# Stored rows
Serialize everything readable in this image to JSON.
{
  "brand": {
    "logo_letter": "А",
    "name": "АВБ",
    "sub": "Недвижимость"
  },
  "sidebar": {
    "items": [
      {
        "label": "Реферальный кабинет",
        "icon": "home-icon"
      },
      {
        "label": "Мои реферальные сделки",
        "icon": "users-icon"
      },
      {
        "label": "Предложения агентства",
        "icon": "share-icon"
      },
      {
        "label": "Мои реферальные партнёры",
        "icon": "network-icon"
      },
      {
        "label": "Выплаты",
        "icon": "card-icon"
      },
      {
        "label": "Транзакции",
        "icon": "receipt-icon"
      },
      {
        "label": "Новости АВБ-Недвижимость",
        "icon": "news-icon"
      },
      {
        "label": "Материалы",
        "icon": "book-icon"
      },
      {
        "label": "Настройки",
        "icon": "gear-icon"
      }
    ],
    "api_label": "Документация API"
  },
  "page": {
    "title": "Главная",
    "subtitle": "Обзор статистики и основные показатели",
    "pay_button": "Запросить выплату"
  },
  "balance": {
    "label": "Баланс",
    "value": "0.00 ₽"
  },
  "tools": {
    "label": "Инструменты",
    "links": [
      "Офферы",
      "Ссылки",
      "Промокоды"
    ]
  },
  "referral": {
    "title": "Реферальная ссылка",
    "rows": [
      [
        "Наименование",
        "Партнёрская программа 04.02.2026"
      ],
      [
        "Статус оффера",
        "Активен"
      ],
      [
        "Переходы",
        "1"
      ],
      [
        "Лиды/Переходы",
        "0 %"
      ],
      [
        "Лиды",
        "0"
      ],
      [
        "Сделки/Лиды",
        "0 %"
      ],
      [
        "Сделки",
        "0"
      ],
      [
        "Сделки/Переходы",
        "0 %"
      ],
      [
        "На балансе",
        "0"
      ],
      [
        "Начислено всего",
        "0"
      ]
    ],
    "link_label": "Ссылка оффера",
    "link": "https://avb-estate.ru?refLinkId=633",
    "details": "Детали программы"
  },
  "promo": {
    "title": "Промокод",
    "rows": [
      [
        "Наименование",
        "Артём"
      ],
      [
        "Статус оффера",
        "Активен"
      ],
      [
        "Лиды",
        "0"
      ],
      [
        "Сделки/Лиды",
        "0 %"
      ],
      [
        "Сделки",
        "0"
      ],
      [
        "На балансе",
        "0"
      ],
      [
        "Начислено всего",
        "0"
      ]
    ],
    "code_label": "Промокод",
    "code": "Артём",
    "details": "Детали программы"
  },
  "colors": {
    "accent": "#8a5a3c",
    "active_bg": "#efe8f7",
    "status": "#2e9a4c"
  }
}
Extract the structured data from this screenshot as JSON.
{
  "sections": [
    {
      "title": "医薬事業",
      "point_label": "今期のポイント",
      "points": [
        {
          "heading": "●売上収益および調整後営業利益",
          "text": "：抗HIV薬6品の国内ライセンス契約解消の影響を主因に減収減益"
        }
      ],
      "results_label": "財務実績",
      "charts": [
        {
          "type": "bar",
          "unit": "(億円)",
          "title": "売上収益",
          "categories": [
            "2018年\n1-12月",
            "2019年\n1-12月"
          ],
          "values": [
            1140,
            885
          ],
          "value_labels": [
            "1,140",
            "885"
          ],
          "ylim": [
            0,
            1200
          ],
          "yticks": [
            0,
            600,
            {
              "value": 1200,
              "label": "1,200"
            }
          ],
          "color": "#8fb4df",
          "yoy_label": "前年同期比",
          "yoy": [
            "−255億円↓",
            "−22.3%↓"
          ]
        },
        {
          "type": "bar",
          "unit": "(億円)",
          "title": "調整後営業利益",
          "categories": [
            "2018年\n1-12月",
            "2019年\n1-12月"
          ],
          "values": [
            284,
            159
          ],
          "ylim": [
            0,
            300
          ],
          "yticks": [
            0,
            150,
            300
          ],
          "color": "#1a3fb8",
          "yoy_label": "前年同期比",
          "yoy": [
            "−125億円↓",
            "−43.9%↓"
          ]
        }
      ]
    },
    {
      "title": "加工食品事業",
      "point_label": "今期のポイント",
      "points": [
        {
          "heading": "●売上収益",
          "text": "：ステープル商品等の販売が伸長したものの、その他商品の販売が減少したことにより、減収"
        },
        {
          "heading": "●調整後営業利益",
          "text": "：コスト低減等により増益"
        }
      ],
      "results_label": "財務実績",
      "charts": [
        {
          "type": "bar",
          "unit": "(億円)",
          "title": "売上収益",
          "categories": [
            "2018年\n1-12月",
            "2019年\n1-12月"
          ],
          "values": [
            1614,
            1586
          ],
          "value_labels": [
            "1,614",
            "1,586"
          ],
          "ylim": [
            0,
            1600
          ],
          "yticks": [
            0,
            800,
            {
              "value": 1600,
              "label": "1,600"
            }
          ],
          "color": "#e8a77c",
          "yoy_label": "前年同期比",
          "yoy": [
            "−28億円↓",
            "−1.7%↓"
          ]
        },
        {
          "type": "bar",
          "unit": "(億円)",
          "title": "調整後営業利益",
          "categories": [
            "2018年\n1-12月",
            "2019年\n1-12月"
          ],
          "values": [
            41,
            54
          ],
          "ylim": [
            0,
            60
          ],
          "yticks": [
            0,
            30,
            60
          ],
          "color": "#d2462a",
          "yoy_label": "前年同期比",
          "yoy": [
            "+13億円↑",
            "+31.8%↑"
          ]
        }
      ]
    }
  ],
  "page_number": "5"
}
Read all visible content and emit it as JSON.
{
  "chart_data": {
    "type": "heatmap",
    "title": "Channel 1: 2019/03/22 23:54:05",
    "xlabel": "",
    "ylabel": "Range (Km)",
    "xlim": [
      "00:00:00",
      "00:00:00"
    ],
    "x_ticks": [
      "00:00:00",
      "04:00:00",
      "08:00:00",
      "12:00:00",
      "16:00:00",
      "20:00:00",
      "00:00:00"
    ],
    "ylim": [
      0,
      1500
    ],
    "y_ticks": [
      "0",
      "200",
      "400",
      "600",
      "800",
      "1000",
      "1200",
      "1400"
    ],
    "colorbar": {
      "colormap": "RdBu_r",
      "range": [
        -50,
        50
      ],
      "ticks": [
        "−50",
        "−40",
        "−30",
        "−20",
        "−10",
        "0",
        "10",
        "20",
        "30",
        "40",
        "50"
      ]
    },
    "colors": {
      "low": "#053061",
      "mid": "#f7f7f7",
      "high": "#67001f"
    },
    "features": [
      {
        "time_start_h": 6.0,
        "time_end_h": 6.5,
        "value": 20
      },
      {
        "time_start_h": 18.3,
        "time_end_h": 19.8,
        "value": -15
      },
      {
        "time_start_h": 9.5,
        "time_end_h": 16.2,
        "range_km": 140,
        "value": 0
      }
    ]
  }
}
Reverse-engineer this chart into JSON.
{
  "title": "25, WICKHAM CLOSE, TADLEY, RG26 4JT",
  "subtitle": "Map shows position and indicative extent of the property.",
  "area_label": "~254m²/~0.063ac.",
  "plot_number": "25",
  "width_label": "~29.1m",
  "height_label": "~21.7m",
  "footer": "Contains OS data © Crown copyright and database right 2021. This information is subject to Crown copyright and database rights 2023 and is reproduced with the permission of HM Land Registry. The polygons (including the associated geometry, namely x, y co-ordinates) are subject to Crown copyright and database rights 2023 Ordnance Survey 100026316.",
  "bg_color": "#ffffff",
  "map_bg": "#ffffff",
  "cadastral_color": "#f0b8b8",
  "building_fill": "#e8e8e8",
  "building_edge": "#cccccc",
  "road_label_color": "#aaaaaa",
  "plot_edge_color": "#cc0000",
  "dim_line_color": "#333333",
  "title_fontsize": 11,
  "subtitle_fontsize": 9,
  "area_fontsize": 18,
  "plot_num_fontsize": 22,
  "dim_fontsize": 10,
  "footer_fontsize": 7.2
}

# What is being asked
The lines above should be duplicated exactly.

# Answer to this exercise
Serialize everything readable in this image to JSON.
{
  "brand": {
    "logo_letter": "А",
    "name": "АВБ",
    "sub": "Недвижимость"
  },
  "sidebar": {
    "items": [
      {
        "label": "Реферальный кабинет",
        "icon": "home-icon"
      },
      {
        "label": "Мои реферальные сделки",
        "icon": "users-icon"
      },
      {
        "label": "Предложения агентства",
        "icon": "share-icon"
      },
      {
        "label": "Мои реферальные партнёры",
        "icon": "network-icon"
      },
      {
        "label": "Выплаты",
        "icon": "card-icon"
      },
      {
        "label": "Транзакции",
        "icon": "receipt-icon"
      },
      {
        "label": "Новости АВБ-Недвижимость",
        "icon": "news-icon"
      },
      {
        "label": "Материалы",
        "icon": "book-icon"
      },
      {
        "label": "Настройки",
        "icon": "gear-icon"
      }
    ],
    "api_label": "Документация API"
  },
  "page": {
    "title": "Главная",
    "subtitle": "Обзор статистики и основные показатели",
    "pay_button": "Запросить выплату"
  },
  "balance": {
    "label": "Баланс",
    "value": "0.00 ₽"
  },
  "tools": {
    "label": "Инструменты",
    "links": [
      "Офферы",
      "Ссылки",
      "Промокоды"
    ]
  },
  "referral": {
    "title": "Реферальная ссылка",
    "rows": [
      [
        "Наименование",
        "Партнёрская программа 04.02.2026"
      ],
      [
        "Статус оффера",
        "Активен"
      ],
      [
        "Переходы",
        "1"
      ],
      [
        "Лиды/Переходы",
        "0 %"
      ],
      [
        "Лиды",
        "0"
      ],
      [
        "Сделки/Лиды",
        "0 %"
      ],
      [
        "Сделки",
        "0"
      ],
      [
        "Сделки/Переходы",
        "0 %"
      ],
      [
        "На балансе",
        "0"
      ],
      [
        "Начислено всего",
        "0"
      ]
    ],
    "link_label": "Ссылка оффера",
    "link": "https://avb-estate.ru?refLinkId=633",
    "details": "Детали программы"
  },
  "promo": {
    "title": "Промокод",
    "rows": [
      [
        "Наименование",
        "Артём"
      ],
      [
        "Статус оффера",
        "Активен"
      ],
      [
        "Лиды",
        "0"
      ],
      [
        "Сделки/Лиды",
        "0 %"
      ],
      [
        "Сделки",
        "0"
      ],
      [
        "На балансе",
        "0"
      ],
      [
        "Начислено всего",
        "0"
      ]
    ],
    "code_label": "Промокод",
    "code": "Артём",
    "details": "Детали программы"
  },
  "colors": {
    "accent": "#8a5a3c",
    "active_bg": "#efe8f7",
    "status": "#2e9a4c"
  }
}
Extract the structured data from this screenshot as JSON.
{
  "sections": [
    {
      "title": "医薬事業",
      "point_label": "今期のポイント",
      "points": [
        {
          "heading": "●売上収益および調整後営業利益",
          "text": "：抗HIV薬6品の国内ライセンス契約解消の影響を主因に減収減益"
        }
      ],
      "results_label": "財務実績",
      "charts": [
        {
          "type": "bar",
          "unit": "(億円)",
          "title": "売上収益",
          "categories": [
            "2018年\n1-12月",
            "2019年\n1-12月"
          ],
          "values": [
            1140,
            885
          ],
          "value_labels": [
            "1,140",
            "885"
          ],
          "ylim": [
            0,
            1200
          ],
          "yticks": [
            0,
            600,
            {
              "value": 1200,
              "label": "1,200"
            }
          ],
          "color": "#8fb4df",
          "yoy_label": "前年同期比",
          "yoy": [
            "−255億円↓",
            "−22.3%↓"
          ]
        },
        {
          "type": "bar",
          "unit": "(億円)",
          "title": "調整後営業利益",
          "categories": [
            "2018年\n1-12月",
            "2019年\n1-12月"
          ],
          "values": [
            284,
            159
          ],
          "ylim": [
            0,
            300
          ],
          "yticks": [
            0,
            150,
            300
          ],
          "color": "#1a3fb8",
          "yoy_label": "前年同期比",
          "yoy": [
            "−125億円↓",
            "−43.9%↓"
          ]
        }
      ]
    },
    {
      "title": "加工食品事業",
      "point_label": "今期のポイント",
      "points": [
        {
          "heading": "●売上収益",
          "text": "：ステープル商品等の販売が伸長したものの、その他商品の販売が減少したことにより、減収"
        },
        {
          "heading": "●調整後営業利益",
          "text": "：コスト低減等により増益"
        }
      ],
      "results_label": "財務実績",
      "charts": [
        {
          "type": "bar",
          "unit": "(億円)",
          "title": "売上収益",
          "categories": [
            "2018年\n1-12月",
            "2019年\n1-12月"
          ],
          "values": [
            1614,
            1586
          ],
          "value_labels": [
            "1,614",
            "1,586"
          ],
          "ylim": [
            0,
            1600
          ],
          "yticks": [
            0,
            800,
            {
              "value": 1600,
              "label": "1,600"
            }
          ],
          "color": "#e8a77c",
          "yoy_label": "前年同期比",
          "yoy": [
            "−28億円↓",
            "−1.7%↓"
          ]
        },
        {
          "type": "bar",
          "unit": "(億円)",
          "title": "調整後営業利益",
          "categories": [
            "2018年\n1-12月",
            "2019年\n1-12月"
          ],
          "values": [
            41,
            54
          ],
          "ylim": [
            0,
            60
          ],
          "yticks": [
            0,
            30,
            60
          ],
          "color": "#d2462a",
          "yoy_label": "前年同期比",
          "yoy": [
            "+13億円↑",
            "+31.8%↑"
          ]
        }
      ]
    }
  ],
  "page_number": "5"
}
Read all visible content and emit it as JSON.
{
  "chart_data": {
    "type": "heatmap",
    "title": "Channel 1: 2019/03/22 23:54:05",
    "xlabel": "",
    "ylabel": "Range (Km)",
    "xlim": [
      "00:00:00",
      "00:00:00"
    ],
    "x_ticks": [
      "00:00:00",
      "04:00:00",
      "08:00:00",
      "12:00:00",
      "16:00:00",
      "20:00:00",
      "00:00:00"
    ],
    "ylim": [
      0,
      1500
    ],
    "y_ticks": [
      "0",
      "200",
      "400",
      "600",
      "800",
      "1000",
      "1200",
      "1400"
    ],
    "colorbar": {
      "colormap": "RdBu_r",
      "range": [
        -50,
        50
      ],
      "ticks": [
        "−50",
        "−40",
        "−30",
        "−20",
        "−10",
        "0",
        "10",
        "20",
        "30",
        "40",
        "50"
      ]
    },
    "colors": {
      "low": "#053061",
      "mid": "#f7f7f7",
      "high": "#67001f"
    },
    "features": [
      {
        "time_start_h": 6.0,
        "time_end_h": 6.5,
        "value": 20
      },
      {
        "time_start_h": 18.3,
        "time_end_h": 19.8,
        "value": -15
      },
      {
        "time_start_h": 9.5,
        "time_end_h": 16.2,
        "range_km": 140,
        "value": 0
      }
    ]
  }
}
Reverse-engineer this chart into JSON.
{
  "title": "25, WICKHAM CLOSE, TADLEY, RG26 4JT",
  "subtitle": "Map shows position and indicative extent of the property.",
  "area_label": "~254m²/~0.063ac.",
  "plot_number": "25",
  "width_label": "~29.1m",
  "height_label": "~21.7m",
  "footer": "Contains OS data © Crown copyright and database right 2021. This information is subject to Crown copyright and database rights 2023 and is reproduced with the permission of HM Land Registry. The polygons (including the associated geometry, namely x, y co-ordinates) are subject to Crown copyright and database rights 2023 Ordnance Survey 100026316.",
  "bg_color": "#ffffff",
  "map_bg": "#ffffff",
  "cadastral_color": "#f0b8b8",
  "building_fill": "#e8e8e8",
  "building_edge": "#cccccc",
  "road_label_color": "#aaaaaa",
  "plot_edge_color": "#cc0000",
  "dim_line_color": "#333333",
  "title_fontsize": 11,
  "subtitle_fontsize": 9,
  "area_fontsize": 18,
  "plot_num_fontsize": 22,
  "dim_fontsize": 10,
  "footer_fontsize": 7.2
}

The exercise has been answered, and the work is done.